** BEGIN **

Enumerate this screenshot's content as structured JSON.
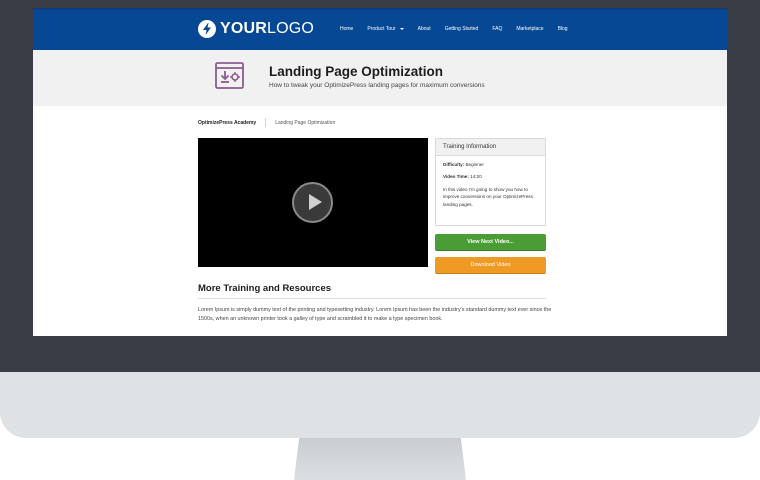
{
  "logo": {
    "bold": "YOUR",
    "regular": "LOGO",
    "icon": "lightning-bolt-icon"
  },
  "nav": {
    "items": [
      {
        "label": "Home"
      },
      {
        "label": "Product Tour"
      },
      {
        "label": "About"
      },
      {
        "label": "Getting Started"
      },
      {
        "label": "FAQ"
      },
      {
        "label": "Marketplace"
      },
      {
        "label": "Blog"
      }
    ]
  },
  "hero": {
    "icon": "download-settings-icon",
    "title": "Landing Page Optimization",
    "subtitle": "How to tweak your OptimizePress landing pages for maximum conversions"
  },
  "breadcrumb": [
    "OptimizePress Academy",
    "Landing Page Optimization"
  ],
  "video": {
    "icon": "play-icon"
  },
  "training_info": {
    "heading": "Training Information",
    "difficulty_label": "Difficulty:",
    "difficulty_value": "Beginner",
    "time_label": "Video Time:",
    "time_value": "14:20",
    "description": "In this video I'm going to show you how to improve conversions on your OptimizePress landing pages."
  },
  "buttons": {
    "next": "View Next Video...",
    "download": "Download Video"
  },
  "more": {
    "title": "More Training and Resources",
    "text": "Lorem Ipsum is simply dummy text of the printing and typesetting industry. Lorem Ipsum has been the industry's standard dummy text ever since the 1500s, when an unknown printer took a galley of type and scrambled it to make a type specimen book."
  },
  "colors": {
    "header": "#064894",
    "hero_bg": "#f1f1f1",
    "next_button": "#4a9c35",
    "download_button": "#ee9a24",
    "monitor_bezel": "#383c44",
    "monitor_chin": "#dfe2e5"
  }
}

** END **

Stated task
Isolate each line of the listing above that includes "conversions". Copy it.

Exercise response
    "subtitle": "How to tweak your OptimizePress landing pages for maximum conversions"
    "description": "In this video I'm going to show you how to improve conversions on your OptimizePress landing pages."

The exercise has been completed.